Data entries
------
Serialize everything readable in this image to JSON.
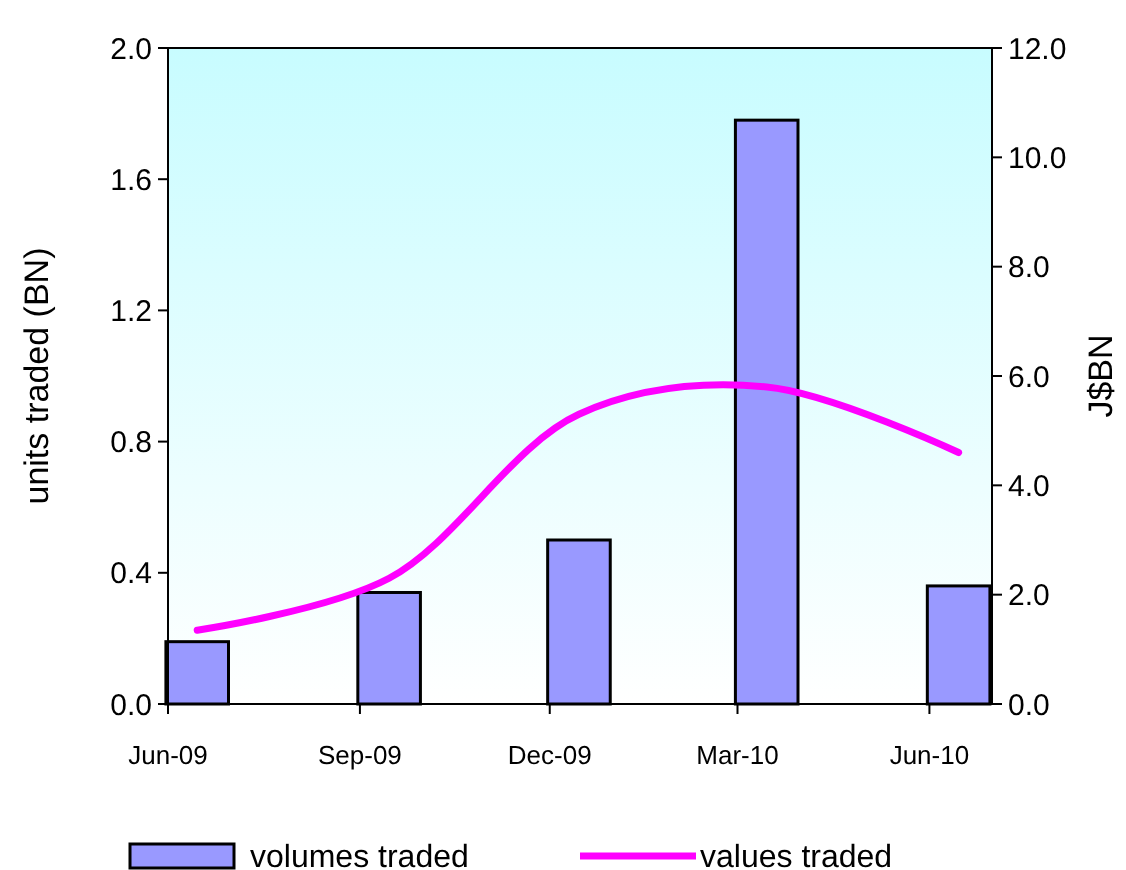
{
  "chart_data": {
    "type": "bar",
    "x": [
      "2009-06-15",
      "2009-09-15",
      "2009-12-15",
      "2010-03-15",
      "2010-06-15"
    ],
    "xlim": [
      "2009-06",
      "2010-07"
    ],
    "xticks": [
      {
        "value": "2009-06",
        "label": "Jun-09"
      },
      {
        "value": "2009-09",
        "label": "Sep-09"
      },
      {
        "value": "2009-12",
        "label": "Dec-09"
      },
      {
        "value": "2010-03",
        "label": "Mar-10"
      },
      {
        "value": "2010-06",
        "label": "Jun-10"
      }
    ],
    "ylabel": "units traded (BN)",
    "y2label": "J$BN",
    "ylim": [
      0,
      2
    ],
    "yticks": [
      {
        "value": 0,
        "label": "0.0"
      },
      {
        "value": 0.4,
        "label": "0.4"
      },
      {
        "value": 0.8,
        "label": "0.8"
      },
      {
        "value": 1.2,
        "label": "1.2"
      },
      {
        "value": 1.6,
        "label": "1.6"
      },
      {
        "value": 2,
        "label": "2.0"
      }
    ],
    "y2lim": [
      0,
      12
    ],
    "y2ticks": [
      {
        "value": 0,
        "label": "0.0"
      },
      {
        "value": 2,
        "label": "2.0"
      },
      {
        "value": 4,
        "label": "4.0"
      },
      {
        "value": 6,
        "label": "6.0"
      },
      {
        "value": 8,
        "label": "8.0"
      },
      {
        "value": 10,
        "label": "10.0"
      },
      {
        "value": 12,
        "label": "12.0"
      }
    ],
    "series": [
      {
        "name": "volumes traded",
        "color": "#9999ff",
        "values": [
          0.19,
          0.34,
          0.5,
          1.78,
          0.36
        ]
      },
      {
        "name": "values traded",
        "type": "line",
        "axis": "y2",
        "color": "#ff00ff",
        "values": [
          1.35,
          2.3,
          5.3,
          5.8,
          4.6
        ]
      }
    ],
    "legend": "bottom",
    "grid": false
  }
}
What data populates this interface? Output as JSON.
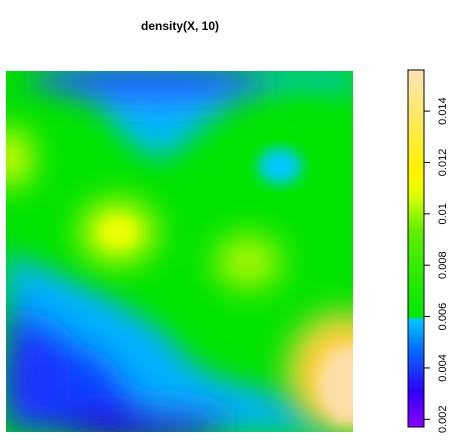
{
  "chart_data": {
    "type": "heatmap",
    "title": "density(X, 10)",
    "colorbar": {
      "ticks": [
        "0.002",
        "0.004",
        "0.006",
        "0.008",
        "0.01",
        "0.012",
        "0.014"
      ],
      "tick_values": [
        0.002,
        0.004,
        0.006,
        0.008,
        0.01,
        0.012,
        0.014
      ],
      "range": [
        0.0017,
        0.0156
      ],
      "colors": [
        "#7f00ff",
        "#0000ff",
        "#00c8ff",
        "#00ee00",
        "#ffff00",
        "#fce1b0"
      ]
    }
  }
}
------
Repeat the entries exactly. Pictures are excluded from the copy.

Full answer ->
Serialize everything readable in this image to JSON.
{
  "chart_data": {
    "type": "bar",
    "x": [
      "2009-06-15",
      "2009-09-15",
      "2009-12-15",
      "2010-03-15",
      "2010-06-15"
    ],
    "xlim": [
      "2009-06",
      "2010-07"
    ],
    "xticks": [
      {
        "value": "2009-06",
        "label": "Jun-09"
      },
      {
        "value": "2009-09",
        "label": "Sep-09"
      },
      {
        "value": "2009-12",
        "label": "Dec-09"
      },
      {
        "value": "2010-03",
        "label": "Mar-10"
      },
      {
        "value": "2010-06",
        "label": "Jun-10"
      }
    ],
    "ylabel": "units traded (BN)",
    "y2label": "J$BN",
    "ylim": [
      0,
      2
    ],
    "yticks": [
      {
        "value": 0,
        "label": "0.0"
      },
      {
        "value": 0.4,
        "label": "0.4"
      },
      {
        "value": 0.8,
        "label": "0.8"
      },
      {
        "value": 1.2,
        "label": "1.2"
      },
      {
        "value": 1.6,
        "label": "1.6"
      },
      {
        "value": 2,
        "label": "2.0"
      }
    ],
    "y2lim": [
      0,
      12
    ],
    "y2ticks": [
      {
        "value": 0,
        "label": "0.0"
      },
      {
        "value": 2,
        "label": "2.0"
      },
      {
        "value": 4,
        "label": "4.0"
      },
      {
        "value": 6,
        "label": "6.0"
      },
      {
        "value": 8,
        "label": "8.0"
      },
      {
        "value": 10,
        "label": "10.0"
      },
      {
        "value": 12,
        "label": "12.0"
      }
    ],
    "series": [
      {
        "name": "volumes traded",
        "color": "#9999ff",
        "values": [
          0.19,
          0.34,
          0.5,
          1.78,
          0.36
        ]
      },
      {
        "name": "values traded",
        "type": "line",
        "axis": "y2",
        "color": "#ff00ff",
        "values": [
          1.35,
          2.3,
          5.3,
          5.8,
          4.6
        ]
      }
    ],
    "legend": "bottom",
    "grid": false
  }
}
What data populates this interface? Output as JSON.
{
  "chart_data": {
    "type": "heatmap",
    "title": "density(X, 10)",
    "colorbar": {
      "ticks": [
        "0.002",
        "0.004",
        "0.006",
        "0.008",
        "0.01",
        "0.012",
        "0.014"
      ],
      "tick_values": [
        0.002,
        0.004,
        0.006,
        0.008,
        0.01,
        0.012,
        0.014
      ],
      "range": [
        0.0017,
        0.0156
      ],
      "colors": [
        "#7f00ff",
        "#0000ff",
        "#00c8ff",
        "#00ee00",
        "#ffff00",
        "#fce1b0"
      ]
    }
  }
}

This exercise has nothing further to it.